### [AIM]
From the piece below on the European Responsible Housing Awards 2019, reproduce word for word the passage that opens with the words containing "The European Responsible" and closes with "Europe’s housing stock.".

### [TEXT PROVIDED]
* Begin *
The European Responsible Housing Awards 2019
Cynthia Campbell, Director of PD&R's International and Philanthropic Affairs Division.
I recently read this year’s European Responsible Housing Awards 2019 Handbook, which highlights best practices in housing throughout the European Union. The competition is run through the European Federation of Public, Cooperative & Social Housing, or Housing Europe, which is a network of 45 national and regional federations that includes 43,000 housing providers in 24 countries. Housing Europe’s members manage more than 26 million homes, including social/public housing units, which make up roughly 11 percent of Europe’s housing stock.
The competition consists of several categories, including Fair Financing for Housing Affordability; More Than a Roof – Supporting Communities of Equal Opportunities; Leaders of Innovation, Agents of Fair Energy Transition; Building Strategic Alliances, Fostering Community Participation; and Empowering the Team, Addressing Employees’ Changing Needs.
The award for the category of Fair Financing for Housing Affordability highlighted the work of a group in Budapest, Hungary, that is turning private housing into affordable social housing through a landlord incentive program. Derelict homes are renovated and updated for immediate use, with the program helping the landlord pay the costs for the renovation. Once the apartment is renovated and rented, the landlord must agree to keep it affordable. Although Hungary has very few affordable social housing apartments available, it has 4,000 municipally owned properties and 90,000 privately owned homes that are vacant and uninhabitable. This program matches those properties with funds for renovation to return them to Hungary’s housing stock. The country has an estimated 30,000 individuals and families experiencing homelessness, mostly in and around Budapest.
In the category of More Than a Roof – Supporting Communities of Equal Opportunities, one of the selectees was the Wiener Wohnen Management Company in Vienna, Austria. Wiener Wohnen is the largest municipal property management firm in Europe, managing 1,800 municipal housing complexes, including 220,000 apartments. Wiener Wohnen hired a team of social workers to reach out to tenants who are behind on rent or who have received their first eviction notice. The social workers stage an intervention to help the tenant with issues that may be affecting their ability to keep up with their rent payments. These interventions prevented the eviction of approximately 70 percent of the firm’s tenants. About 25 percent of tenants failed to cooperate with the interventions. The Vienna University of Economics and Business is conducting research on why tenants ignore eviction notices.
One of the winners in the category of Leaders in Innovation, Agents of Fair Energy Transition is the Dún Laoghaire–Rathdown County Council in Ireland, which spearheaded a project designed to provide affordable housing rapidly. The project is in Dublin, where housing costs, which are among the highest in the world, have triggered an extreme affordable housing crisis. The council selected a company to provide a prefabricated structure with a rapid-build timber frame that could be delivered quickly. The resulting homes are also highly energy efficient. The monthly energy costs for the homes are less than €200 per month, a significant savings for low-income residents. The city provided a vacant parcel for the project near the waterfront.
* End *
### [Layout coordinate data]
* Begin *
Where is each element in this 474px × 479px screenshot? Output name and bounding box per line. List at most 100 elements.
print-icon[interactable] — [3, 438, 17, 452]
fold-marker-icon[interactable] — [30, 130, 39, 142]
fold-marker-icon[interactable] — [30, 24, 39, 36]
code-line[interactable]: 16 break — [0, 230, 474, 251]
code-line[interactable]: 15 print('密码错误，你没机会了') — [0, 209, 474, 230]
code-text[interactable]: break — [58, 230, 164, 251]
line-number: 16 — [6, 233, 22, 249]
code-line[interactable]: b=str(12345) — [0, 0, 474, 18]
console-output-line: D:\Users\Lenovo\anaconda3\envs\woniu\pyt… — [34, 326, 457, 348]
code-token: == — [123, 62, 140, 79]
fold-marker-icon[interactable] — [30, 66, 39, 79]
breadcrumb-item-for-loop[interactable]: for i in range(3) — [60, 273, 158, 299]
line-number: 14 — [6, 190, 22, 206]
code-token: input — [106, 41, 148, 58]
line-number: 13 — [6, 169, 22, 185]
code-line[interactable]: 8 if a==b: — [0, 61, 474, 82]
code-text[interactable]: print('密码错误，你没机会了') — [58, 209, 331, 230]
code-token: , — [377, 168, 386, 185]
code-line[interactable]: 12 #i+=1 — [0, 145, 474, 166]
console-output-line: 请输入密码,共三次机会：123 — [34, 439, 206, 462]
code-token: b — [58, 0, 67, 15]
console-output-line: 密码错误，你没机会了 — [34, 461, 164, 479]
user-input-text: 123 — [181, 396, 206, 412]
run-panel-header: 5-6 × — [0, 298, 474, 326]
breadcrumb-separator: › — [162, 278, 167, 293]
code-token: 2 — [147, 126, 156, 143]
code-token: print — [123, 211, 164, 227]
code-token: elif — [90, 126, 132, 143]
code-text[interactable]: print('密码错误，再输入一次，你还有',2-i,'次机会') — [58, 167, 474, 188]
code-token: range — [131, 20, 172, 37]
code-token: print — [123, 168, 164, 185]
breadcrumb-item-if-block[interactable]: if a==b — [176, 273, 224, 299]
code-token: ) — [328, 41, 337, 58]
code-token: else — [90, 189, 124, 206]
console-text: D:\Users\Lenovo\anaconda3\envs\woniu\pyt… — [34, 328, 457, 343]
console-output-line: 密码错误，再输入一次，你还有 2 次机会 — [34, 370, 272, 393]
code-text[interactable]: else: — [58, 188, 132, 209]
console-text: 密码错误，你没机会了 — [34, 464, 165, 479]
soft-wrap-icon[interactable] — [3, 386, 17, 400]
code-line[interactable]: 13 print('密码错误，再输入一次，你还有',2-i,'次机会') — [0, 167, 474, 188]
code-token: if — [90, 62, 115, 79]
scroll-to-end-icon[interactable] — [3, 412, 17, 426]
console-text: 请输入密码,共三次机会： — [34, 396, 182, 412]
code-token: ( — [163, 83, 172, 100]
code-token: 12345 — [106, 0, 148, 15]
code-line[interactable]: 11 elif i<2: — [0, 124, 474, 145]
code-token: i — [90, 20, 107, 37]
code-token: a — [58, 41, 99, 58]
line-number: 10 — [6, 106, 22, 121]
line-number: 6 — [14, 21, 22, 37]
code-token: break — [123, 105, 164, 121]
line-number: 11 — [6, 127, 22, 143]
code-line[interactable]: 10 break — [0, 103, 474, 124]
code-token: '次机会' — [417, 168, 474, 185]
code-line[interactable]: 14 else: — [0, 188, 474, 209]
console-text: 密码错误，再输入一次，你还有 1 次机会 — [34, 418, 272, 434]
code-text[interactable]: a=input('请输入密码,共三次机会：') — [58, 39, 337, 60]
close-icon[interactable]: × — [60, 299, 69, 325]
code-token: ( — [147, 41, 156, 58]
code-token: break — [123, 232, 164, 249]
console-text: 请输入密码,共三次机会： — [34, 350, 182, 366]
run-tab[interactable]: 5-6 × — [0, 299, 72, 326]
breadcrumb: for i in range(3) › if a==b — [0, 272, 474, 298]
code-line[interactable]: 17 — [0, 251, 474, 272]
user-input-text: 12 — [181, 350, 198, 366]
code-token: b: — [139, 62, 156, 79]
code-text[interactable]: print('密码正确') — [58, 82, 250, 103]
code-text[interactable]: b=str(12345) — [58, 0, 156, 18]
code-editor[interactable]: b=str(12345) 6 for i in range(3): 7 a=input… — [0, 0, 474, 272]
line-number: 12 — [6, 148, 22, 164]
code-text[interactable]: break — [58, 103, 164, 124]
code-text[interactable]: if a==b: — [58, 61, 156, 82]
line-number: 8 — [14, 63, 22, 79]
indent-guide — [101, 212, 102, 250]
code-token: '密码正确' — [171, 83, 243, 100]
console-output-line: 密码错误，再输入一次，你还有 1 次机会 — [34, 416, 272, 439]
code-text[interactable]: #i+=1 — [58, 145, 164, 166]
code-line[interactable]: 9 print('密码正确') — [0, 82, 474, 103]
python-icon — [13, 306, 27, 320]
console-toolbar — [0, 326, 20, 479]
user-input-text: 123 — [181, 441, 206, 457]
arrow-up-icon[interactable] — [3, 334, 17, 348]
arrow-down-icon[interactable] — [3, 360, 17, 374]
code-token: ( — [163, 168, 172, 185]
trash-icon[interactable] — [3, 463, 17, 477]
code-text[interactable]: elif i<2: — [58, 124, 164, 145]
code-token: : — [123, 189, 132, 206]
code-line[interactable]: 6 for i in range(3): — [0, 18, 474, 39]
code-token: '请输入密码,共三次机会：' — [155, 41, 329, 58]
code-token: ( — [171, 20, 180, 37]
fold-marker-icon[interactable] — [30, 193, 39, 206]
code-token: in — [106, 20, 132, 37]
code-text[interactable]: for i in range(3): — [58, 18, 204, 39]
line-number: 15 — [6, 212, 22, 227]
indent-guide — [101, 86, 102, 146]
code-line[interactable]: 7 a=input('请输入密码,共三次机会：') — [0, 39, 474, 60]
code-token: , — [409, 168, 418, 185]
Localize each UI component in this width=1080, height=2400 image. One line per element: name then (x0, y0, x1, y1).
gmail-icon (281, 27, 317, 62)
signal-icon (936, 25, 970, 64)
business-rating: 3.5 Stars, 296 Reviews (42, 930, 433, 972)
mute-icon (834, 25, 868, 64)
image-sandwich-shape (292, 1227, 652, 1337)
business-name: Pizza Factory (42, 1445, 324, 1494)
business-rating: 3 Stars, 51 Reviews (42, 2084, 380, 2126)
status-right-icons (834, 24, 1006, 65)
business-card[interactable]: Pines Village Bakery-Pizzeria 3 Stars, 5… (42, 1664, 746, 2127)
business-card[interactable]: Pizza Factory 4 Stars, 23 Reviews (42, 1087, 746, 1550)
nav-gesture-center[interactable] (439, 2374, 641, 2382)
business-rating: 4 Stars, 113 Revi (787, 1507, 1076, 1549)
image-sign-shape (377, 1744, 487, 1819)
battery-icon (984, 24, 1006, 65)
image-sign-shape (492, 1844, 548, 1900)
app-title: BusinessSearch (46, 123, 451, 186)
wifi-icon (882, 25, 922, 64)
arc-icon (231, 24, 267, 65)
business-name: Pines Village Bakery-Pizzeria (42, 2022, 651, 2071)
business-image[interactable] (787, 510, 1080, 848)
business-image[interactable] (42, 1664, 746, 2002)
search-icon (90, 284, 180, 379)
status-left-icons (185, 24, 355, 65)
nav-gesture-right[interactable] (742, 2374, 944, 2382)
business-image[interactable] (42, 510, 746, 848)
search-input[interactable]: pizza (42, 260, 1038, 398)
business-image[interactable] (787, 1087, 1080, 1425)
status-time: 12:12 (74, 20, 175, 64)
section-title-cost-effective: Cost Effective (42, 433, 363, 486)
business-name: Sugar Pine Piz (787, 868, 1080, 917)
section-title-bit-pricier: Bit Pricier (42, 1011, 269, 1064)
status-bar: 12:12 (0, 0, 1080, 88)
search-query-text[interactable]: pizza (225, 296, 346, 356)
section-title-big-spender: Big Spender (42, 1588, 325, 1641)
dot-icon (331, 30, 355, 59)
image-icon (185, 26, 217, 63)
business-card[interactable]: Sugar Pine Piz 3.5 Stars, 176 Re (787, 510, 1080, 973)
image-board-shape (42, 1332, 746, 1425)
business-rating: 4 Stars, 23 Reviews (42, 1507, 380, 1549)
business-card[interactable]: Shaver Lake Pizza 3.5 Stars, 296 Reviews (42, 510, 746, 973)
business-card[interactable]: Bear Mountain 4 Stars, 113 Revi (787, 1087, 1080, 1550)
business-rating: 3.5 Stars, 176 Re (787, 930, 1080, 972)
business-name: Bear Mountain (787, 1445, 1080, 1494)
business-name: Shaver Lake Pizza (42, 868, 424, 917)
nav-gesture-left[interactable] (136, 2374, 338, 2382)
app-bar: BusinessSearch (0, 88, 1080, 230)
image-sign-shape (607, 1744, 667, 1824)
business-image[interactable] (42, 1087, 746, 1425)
* End *
### [WORKED ANSWER]
The European Responsible Housing Awards 2019
Cynthia Campbell, Director of PD&R's International and Philanthropic Affairs Division.
I recently read this year’s European Responsible Housing Awards 2019 Handbook, which highlights best practices in housing throughout the European Union. The competition is run through the European Federation of Public, Cooperative & Social Housing, or Housing Europe, which is a network of 45 national and regional federations that includes 43,000 housing providers in 24 countries. Housing Europe’s members manage more than 26 million homes, including social/public housing units, which make up roughly 11 percent of Europe’s housing stock.